(Stored entries)

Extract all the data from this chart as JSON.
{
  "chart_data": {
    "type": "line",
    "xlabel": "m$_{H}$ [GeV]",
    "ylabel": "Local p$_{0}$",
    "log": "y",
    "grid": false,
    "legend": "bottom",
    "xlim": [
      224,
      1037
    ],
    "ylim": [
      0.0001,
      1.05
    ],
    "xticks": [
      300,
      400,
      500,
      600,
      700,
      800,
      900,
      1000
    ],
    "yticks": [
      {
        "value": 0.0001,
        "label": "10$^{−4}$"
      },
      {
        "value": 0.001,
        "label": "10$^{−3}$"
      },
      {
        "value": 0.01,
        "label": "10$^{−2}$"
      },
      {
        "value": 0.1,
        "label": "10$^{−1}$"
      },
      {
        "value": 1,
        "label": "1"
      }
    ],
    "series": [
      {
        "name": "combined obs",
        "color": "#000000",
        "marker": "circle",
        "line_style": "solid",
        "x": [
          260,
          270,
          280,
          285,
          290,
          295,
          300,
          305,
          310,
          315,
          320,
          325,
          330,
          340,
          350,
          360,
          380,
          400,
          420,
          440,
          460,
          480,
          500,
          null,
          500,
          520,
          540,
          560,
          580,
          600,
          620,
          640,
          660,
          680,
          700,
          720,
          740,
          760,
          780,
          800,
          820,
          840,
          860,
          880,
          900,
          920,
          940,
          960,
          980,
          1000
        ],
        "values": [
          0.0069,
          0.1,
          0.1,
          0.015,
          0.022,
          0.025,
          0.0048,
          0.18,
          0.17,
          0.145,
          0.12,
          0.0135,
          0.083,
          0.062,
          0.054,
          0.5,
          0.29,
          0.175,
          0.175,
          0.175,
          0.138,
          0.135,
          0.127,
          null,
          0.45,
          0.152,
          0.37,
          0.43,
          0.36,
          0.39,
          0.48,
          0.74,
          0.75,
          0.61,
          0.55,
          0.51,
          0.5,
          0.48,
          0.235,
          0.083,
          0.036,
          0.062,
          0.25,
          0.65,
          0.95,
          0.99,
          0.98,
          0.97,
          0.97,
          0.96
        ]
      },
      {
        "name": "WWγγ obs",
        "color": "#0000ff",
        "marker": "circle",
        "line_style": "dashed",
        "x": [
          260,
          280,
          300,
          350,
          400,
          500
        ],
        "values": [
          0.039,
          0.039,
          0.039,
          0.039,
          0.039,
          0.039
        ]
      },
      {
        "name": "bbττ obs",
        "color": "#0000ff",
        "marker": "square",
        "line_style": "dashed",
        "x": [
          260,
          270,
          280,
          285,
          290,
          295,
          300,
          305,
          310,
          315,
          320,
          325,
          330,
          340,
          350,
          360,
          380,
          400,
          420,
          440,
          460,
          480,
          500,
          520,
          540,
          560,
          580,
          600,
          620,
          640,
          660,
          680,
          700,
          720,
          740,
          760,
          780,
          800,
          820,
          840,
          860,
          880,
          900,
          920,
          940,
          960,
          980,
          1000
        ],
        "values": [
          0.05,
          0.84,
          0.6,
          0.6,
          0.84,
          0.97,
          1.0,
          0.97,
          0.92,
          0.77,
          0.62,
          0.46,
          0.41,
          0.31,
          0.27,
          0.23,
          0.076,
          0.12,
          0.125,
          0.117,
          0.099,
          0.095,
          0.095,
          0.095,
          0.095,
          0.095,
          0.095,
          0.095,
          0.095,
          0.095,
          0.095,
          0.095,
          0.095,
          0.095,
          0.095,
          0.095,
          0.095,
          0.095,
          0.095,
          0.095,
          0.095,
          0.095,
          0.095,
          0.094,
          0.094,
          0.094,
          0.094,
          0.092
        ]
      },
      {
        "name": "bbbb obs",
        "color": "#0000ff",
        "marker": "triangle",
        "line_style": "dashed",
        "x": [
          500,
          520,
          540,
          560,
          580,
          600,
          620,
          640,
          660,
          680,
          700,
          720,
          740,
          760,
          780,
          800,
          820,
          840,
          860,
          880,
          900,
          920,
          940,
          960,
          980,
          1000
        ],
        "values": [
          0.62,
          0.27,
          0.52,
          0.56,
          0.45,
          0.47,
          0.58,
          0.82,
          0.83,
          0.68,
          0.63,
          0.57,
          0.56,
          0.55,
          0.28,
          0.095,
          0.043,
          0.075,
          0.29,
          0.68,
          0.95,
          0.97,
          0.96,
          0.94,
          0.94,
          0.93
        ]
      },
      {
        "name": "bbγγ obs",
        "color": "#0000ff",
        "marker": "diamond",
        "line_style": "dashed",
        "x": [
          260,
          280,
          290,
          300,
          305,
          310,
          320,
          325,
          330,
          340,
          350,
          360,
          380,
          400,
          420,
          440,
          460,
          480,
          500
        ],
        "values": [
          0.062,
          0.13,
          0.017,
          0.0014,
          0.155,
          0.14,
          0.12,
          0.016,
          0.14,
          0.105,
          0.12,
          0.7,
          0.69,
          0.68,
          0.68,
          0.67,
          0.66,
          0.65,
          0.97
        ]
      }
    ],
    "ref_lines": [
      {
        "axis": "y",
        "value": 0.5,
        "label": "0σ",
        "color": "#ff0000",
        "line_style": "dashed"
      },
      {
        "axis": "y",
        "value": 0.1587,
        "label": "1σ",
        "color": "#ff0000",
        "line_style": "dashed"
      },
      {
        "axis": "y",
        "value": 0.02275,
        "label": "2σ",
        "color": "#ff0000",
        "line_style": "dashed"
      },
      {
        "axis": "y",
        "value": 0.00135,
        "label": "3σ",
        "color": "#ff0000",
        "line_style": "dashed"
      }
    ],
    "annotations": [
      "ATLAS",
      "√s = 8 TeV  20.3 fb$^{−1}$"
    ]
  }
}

(REQUIRED TASK)
Copy out all of the records shown above exactly.

(WORKED SOLUTION)
Extract all the data from this chart as JSON.
{
  "chart_data": {
    "type": "line",
    "xlabel": "m$_{H}$ [GeV]",
    "ylabel": "Local p$_{0}$",
    "log": "y",
    "grid": false,
    "legend": "bottom",
    "xlim": [
      224,
      1037
    ],
    "ylim": [
      0.0001,
      1.05
    ],
    "xticks": [
      300,
      400,
      500,
      600,
      700,
      800,
      900,
      1000
    ],
    "yticks": [
      {
        "value": 0.0001,
        "label": "10$^{−4}$"
      },
      {
        "value": 0.001,
        "label": "10$^{−3}$"
      },
      {
        "value": 0.01,
        "label": "10$^{−2}$"
      },
      {
        "value": 0.1,
        "label": "10$^{−1}$"
      },
      {
        "value": 1,
        "label": "1"
      }
    ],
    "series": [
      {
        "name": "combined obs",
        "color": "#000000",
        "marker": "circle",
        "line_style": "solid",
        "x": [
          260,
          270,
          280,
          285,
          290,
          295,
          300,
          305,
          310,
          315,
          320,
          325,
          330,
          340,
          350,
          360,
          380,
          400,
          420,
          440,
          460,
          480,
          500,
          null,
          500,
          520,
          540,
          560,
          580,
          600,
          620,
          640,
          660,
          680,
          700,
          720,
          740,
          760,
          780,
          800,
          820,
          840,
          860,
          880,
          900,
          920,
          940,
          960,
          980,
          1000
        ],
        "values": [
          0.0069,
          0.1,
          0.1,
          0.015,
          0.022,
          0.025,
          0.0048,
          0.18,
          0.17,
          0.145,
          0.12,
          0.0135,
          0.083,
          0.062,
          0.054,
          0.5,
          0.29,
          0.175,
          0.175,
          0.175,
          0.138,
          0.135,
          0.127,
          null,
          0.45,
          0.152,
          0.37,
          0.43,
          0.36,
          0.39,
          0.48,
          0.74,
          0.75,
          0.61,
          0.55,
          0.51,
          0.5,
          0.48,
          0.235,
          0.083,
          0.036,
          0.062,
          0.25,
          0.65,
          0.95,
          0.99,
          0.98,
          0.97,
          0.97,
          0.96
        ]
      },
      {
        "name": "WWγγ obs",
        "color": "#0000ff",
        "marker": "circle",
        "line_style": "dashed",
        "x": [
          260,
          280,
          300,
          350,
          400,
          500
        ],
        "values": [
          0.039,
          0.039,
          0.039,
          0.039,
          0.039,
          0.039
        ]
      },
      {
        "name": "bbττ obs",
        "color": "#0000ff",
        "marker": "square",
        "line_style": "dashed",
        "x": [
          260,
          270,
          280,
          285,
          290,
          295,
          300,
          305,
          310,
          315,
          320,
          325,
          330,
          340,
          350,
          360,
          380,
          400,
          420,
          440,
          460,
          480,
          500,
          520,
          540,
          560,
          580,
          600,
          620,
          640,
          660,
          680,
          700,
          720,
          740,
          760,
          780,
          800,
          820,
          840,
          860,
          880,
          900,
          920,
          940,
          960,
          980,
          1000
        ],
        "values": [
          0.05,
          0.84,
          0.6,
          0.6,
          0.84,
          0.97,
          1.0,
          0.97,
          0.92,
          0.77,
          0.62,
          0.46,
          0.41,
          0.31,
          0.27,
          0.23,
          0.076,
          0.12,
          0.125,
          0.117,
          0.099,
          0.095,
          0.095,
          0.095,
          0.095,
          0.095,
          0.095,
          0.095,
          0.095,
          0.095,
          0.095,
          0.095,
          0.095,
          0.095,
          0.095,
          0.095,
          0.095,
          0.095,
          0.095,
          0.095,
          0.095,
          0.095,
          0.095,
          0.094,
          0.094,
          0.094,
          0.094,
          0.092
        ]
      },
      {
        "name": "bbbb obs",
        "color": "#0000ff",
        "marker": "triangle",
        "line_style": "dashed",
        "x": [
          500,
          520,
          540,
          560,
          580,
          600,
          620,
          640,
          660,
          680,
          700,
          720,
          740,
          760,
          780,
          800,
          820,
          840,
          860,
          880,
          900,
          920,
          940,
          960,
          980,
          1000
        ],
        "values": [
          0.62,
          0.27,
          0.52,
          0.56,
          0.45,
          0.47,
          0.58,
          0.82,
          0.83,
          0.68,
          0.63,
          0.57,
          0.56,
          0.55,
          0.28,
          0.095,
          0.043,
          0.075,
          0.29,
          0.68,
          0.95,
          0.97,
          0.96,
          0.94,
          0.94,
          0.93
        ]
      },
      {
        "name": "bbγγ obs",
        "color": "#0000ff",
        "marker": "diamond",
        "line_style": "dashed",
        "x": [
          260,
          280,
          290,
          300,
          305,
          310,
          320,
          325,
          330,
          340,
          350,
          360,
          380,
          400,
          420,
          440,
          460,
          480,
          500
        ],
        "values": [
          0.062,
          0.13,
          0.017,
          0.0014,
          0.155,
          0.14,
          0.12,
          0.016,
          0.14,
          0.105,
          0.12,
          0.7,
          0.69,
          0.68,
          0.68,
          0.67,
          0.66,
          0.65,
          0.97
        ]
      }
    ],
    "ref_lines": [
      {
        "axis": "y",
        "value": 0.5,
        "label": "0σ",
        "color": "#ff0000",
        "line_style": "dashed"
      },
      {
        "axis": "y",
        "value": 0.1587,
        "label": "1σ",
        "color": "#ff0000",
        "line_style": "dashed"
      },
      {
        "axis": "y",
        "value": 0.02275,
        "label": "2σ",
        "color": "#ff0000",
        "line_style": "dashed"
      },
      {
        "axis": "y",
        "value": 0.00135,
        "label": "3σ",
        "color": "#ff0000",
        "line_style": "dashed"
      }
    ],
    "annotations": [
      "ATLAS",
      "√s = 8 TeV  20.3 fb$^{−1}$"
    ]
  }
}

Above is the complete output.